_What is required_: In the page text, which rate is most affected by the loop at the 25/50-kDa junction?

_Page text_:

In 1967, Barany (45) suggested that the same kinetic step that
determines the Vmax of the solution ATPase
activity of myosin also determines the maximal velocity of shortening.
This was based on correlations between the two parameters in myosins
from a large number of different muscles. The data from this study
demonstrate that the rate of in vitro motility (the in
vitro analog of the shortening Vmax of a
muscle) and the ATPase Vmax can be dissociated from each other. However, if one examines the data from the three smooth muscle wild type loops (chicken gizzard, chicken aorta, and
rabbit; Table IV), the proportionality noted by Barany is maintained.
Thus, although there is no fundamental mechanistic link between the two
parameters, Barany's observed correlation may reflect evolutionary
pressure to maintain proportionality between these parameters.
This may reflect interaction distance and duty cycle constraints on the
myosin motor that must be maintained within a narrow window to achieve
optimal muscle performance.
In summary, the nature of the loop at the 25/50-kDa junction alters the
kinetic properties of myosin in a manner that allows for the generation
of isoform diversity. The greatest effect of this loop is on the rate
of ADP release, which seems to be determined by the flexibility of the
loop; greater flexibility leads to an enhancement in the rate of ADP
release. The loop can also alter the steady state ATPase activity (both
Vmax and the apparent Km) and
the rate of ATP hydrolysis. The speed of actin filament translocation is primarily determined by the rate of ADP release, with contributions from earlier steps. Thus, although this loop is not the primary determinant of shortening speed of myosin, as was hypothesized, it is
an important modulatory element of myosin kinetics. It is likely that
the kinetic properties of myosin will be the sum total of numerous such
modulatory regions that must be altered in concert to achieve the
functional range that the myosin motor manifests.

_Listed entries_:
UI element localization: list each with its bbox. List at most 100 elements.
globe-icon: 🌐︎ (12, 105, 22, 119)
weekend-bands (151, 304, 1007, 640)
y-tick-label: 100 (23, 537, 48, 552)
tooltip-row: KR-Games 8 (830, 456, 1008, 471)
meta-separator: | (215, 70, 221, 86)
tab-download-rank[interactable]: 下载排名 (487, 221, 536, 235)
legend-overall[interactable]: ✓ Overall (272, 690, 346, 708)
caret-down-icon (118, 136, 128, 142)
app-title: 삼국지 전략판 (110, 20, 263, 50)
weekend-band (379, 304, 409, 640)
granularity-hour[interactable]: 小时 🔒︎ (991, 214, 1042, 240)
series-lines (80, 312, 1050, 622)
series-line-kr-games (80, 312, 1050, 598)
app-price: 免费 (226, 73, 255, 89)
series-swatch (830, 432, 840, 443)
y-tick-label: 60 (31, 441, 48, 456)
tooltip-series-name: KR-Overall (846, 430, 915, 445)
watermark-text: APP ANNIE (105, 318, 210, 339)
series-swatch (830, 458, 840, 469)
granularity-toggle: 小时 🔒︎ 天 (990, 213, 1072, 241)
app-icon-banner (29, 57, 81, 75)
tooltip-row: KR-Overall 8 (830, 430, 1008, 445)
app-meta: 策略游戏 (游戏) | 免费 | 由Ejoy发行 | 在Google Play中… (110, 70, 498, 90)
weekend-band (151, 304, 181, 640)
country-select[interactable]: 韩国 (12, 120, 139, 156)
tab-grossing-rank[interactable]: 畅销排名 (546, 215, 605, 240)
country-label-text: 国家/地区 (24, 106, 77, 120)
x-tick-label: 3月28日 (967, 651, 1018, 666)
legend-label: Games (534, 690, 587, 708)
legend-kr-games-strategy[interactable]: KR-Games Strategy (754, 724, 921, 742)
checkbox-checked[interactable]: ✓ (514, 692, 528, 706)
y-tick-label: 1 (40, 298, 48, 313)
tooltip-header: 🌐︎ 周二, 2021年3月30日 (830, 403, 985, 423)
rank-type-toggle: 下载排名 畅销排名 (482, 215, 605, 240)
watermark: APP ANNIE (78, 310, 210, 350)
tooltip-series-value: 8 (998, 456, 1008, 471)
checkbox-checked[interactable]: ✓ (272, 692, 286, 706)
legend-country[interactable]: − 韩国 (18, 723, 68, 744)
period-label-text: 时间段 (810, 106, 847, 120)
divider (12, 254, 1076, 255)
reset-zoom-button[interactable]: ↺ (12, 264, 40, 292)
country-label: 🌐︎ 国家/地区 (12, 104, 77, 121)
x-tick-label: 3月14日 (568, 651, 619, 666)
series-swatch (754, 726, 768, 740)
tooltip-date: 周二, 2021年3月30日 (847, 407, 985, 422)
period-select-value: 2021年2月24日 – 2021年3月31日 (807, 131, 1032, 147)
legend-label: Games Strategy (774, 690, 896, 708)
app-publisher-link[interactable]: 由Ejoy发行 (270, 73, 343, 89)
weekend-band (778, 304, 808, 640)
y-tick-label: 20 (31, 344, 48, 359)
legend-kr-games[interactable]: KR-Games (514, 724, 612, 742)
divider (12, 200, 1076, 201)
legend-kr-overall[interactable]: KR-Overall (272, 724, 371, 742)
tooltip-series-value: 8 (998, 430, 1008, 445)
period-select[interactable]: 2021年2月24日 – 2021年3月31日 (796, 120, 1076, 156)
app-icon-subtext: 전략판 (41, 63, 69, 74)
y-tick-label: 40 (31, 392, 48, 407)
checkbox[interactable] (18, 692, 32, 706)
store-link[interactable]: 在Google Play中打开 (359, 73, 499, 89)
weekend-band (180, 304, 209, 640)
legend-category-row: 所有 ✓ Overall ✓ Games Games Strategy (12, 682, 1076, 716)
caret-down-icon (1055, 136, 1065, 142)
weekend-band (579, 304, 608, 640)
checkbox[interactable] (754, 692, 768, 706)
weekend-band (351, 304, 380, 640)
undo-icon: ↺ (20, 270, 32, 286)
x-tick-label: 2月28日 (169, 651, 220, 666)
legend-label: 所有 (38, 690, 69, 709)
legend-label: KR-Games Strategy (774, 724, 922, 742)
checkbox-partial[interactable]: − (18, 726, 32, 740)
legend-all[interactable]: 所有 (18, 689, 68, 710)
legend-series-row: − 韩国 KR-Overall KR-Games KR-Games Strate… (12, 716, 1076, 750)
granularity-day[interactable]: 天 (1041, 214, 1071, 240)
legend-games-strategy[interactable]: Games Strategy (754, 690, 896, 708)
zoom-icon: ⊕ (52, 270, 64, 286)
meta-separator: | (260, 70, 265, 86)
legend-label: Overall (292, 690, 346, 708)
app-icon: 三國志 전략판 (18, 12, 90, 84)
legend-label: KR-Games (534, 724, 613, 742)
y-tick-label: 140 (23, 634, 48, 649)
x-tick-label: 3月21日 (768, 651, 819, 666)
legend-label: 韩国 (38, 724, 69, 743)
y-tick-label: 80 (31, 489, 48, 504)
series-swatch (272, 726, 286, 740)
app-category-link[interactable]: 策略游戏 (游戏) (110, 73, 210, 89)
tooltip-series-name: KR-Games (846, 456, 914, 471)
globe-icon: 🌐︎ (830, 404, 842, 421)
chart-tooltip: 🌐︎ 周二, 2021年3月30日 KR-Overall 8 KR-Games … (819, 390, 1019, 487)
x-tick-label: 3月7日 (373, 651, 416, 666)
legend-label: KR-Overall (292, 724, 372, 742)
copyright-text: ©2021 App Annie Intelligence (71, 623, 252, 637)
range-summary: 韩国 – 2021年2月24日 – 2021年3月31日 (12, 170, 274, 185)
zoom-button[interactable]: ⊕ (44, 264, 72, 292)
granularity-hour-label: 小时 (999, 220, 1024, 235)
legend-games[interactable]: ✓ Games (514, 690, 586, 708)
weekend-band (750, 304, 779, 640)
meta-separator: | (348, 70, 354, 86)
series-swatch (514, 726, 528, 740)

_Response for this exercise_: The rate of ADP release.